## Begin Document
FromTim Chase <python.list@tim.thechases.com>
Date2013-12-21 10:29 -0600
Message-ID<mailman.4474.1387643312.18130.python-list@python.org>
In reply to#62498
On 2013-12-21 10:59, Roy Smith wrote:
> > In know that my first BASIC, Applesoft BASIC had the 2-character
> > names, and you had to load Integer Basic (with Ints in addition
> > to the standard Floats used in the BASIC provided by the ROM, a
> > strange choice).  
> 
> Why is it a strange choice?  If you're only going to support a
> single type of numeric value, floats make a lot more sense than
> ints.  Floats are a superset of integers.
> 
> Javascript, anyone?

It's one thing when JS uses bajillion-bit precision on the floats.
## End Document
## Begin Extracted entries
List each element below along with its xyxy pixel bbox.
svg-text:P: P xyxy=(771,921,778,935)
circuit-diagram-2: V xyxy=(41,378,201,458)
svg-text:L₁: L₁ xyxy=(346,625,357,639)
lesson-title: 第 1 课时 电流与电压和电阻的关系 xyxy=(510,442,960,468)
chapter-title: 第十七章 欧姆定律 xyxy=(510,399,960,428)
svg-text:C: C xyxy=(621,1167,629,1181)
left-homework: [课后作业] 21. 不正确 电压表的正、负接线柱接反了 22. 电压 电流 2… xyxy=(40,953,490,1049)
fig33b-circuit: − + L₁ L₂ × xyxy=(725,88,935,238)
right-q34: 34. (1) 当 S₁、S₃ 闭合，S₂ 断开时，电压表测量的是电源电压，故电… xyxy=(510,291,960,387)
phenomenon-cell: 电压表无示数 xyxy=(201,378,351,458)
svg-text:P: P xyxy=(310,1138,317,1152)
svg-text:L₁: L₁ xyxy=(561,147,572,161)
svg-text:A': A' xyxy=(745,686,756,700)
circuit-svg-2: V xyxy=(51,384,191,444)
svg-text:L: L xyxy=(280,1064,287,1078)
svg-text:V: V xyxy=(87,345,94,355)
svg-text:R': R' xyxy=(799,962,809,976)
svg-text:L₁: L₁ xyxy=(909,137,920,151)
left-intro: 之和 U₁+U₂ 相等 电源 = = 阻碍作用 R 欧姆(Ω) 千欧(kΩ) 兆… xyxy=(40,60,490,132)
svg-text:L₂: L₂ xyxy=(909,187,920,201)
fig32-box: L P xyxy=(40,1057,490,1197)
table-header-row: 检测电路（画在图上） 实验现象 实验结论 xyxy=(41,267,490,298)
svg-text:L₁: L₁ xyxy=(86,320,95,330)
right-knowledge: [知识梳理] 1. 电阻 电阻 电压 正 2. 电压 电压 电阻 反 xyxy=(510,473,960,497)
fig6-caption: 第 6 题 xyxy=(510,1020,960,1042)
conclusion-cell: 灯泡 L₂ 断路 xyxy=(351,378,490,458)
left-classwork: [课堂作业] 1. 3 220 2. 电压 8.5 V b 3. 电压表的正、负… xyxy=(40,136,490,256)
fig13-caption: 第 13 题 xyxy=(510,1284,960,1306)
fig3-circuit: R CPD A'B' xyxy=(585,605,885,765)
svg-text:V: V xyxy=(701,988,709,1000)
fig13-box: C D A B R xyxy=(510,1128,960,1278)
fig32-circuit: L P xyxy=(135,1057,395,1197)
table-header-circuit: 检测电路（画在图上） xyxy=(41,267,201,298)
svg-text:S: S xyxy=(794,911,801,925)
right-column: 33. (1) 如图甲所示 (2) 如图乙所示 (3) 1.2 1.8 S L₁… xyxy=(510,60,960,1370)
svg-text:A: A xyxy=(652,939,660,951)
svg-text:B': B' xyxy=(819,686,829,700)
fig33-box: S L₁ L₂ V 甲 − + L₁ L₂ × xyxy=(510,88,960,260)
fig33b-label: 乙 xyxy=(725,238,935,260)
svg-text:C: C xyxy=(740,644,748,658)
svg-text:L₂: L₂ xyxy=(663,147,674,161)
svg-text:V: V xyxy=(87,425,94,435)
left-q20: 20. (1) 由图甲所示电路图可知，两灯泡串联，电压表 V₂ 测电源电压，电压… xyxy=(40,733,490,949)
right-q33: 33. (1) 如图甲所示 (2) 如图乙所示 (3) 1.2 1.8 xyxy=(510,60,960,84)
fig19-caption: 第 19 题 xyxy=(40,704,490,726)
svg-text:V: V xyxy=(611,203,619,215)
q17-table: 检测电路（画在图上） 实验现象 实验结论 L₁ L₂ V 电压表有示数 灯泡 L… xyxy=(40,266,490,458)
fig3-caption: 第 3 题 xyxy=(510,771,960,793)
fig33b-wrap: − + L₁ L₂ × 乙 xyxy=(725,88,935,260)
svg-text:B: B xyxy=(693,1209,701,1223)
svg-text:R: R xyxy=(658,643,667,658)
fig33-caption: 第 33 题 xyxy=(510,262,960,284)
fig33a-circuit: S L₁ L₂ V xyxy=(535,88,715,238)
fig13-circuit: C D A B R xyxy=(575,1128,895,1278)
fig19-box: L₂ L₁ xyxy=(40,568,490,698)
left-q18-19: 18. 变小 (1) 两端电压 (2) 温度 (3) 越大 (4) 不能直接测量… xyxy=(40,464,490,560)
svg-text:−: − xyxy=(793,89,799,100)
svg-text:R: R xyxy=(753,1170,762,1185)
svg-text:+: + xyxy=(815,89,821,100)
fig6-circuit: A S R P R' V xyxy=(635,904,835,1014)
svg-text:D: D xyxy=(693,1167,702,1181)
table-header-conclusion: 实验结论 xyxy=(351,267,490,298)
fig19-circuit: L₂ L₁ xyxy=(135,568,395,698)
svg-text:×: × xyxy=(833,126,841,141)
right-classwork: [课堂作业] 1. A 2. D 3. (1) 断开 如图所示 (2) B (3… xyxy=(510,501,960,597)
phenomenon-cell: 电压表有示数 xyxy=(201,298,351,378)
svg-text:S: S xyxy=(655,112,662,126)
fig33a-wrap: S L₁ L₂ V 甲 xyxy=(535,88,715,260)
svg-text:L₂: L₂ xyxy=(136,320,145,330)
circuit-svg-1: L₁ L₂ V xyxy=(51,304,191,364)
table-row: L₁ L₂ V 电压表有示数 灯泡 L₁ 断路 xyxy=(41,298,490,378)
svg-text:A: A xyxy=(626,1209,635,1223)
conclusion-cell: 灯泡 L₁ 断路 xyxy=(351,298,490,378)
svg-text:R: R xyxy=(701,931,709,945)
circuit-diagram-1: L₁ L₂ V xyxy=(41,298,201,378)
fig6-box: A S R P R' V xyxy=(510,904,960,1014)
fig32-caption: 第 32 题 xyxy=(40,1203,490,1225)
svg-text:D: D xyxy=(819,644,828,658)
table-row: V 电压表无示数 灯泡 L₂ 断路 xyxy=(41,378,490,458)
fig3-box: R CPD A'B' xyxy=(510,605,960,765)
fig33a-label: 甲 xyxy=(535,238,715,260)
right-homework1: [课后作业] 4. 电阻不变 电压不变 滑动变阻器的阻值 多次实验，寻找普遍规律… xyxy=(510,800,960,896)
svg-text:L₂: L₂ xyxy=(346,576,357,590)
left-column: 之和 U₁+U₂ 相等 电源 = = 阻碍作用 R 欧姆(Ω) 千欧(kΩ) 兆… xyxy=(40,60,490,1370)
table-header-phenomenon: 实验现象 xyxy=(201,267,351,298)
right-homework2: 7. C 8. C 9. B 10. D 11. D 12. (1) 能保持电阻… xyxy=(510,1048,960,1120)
## End Extracted entries
__What the exercise asks__: Please translate this sentence from the mailing-list message into Spanish: "Floats are a superset of integers." The rows have no connection to the message.

__Finished task__: Los números de punto flotante son un superconjunto de los enteros.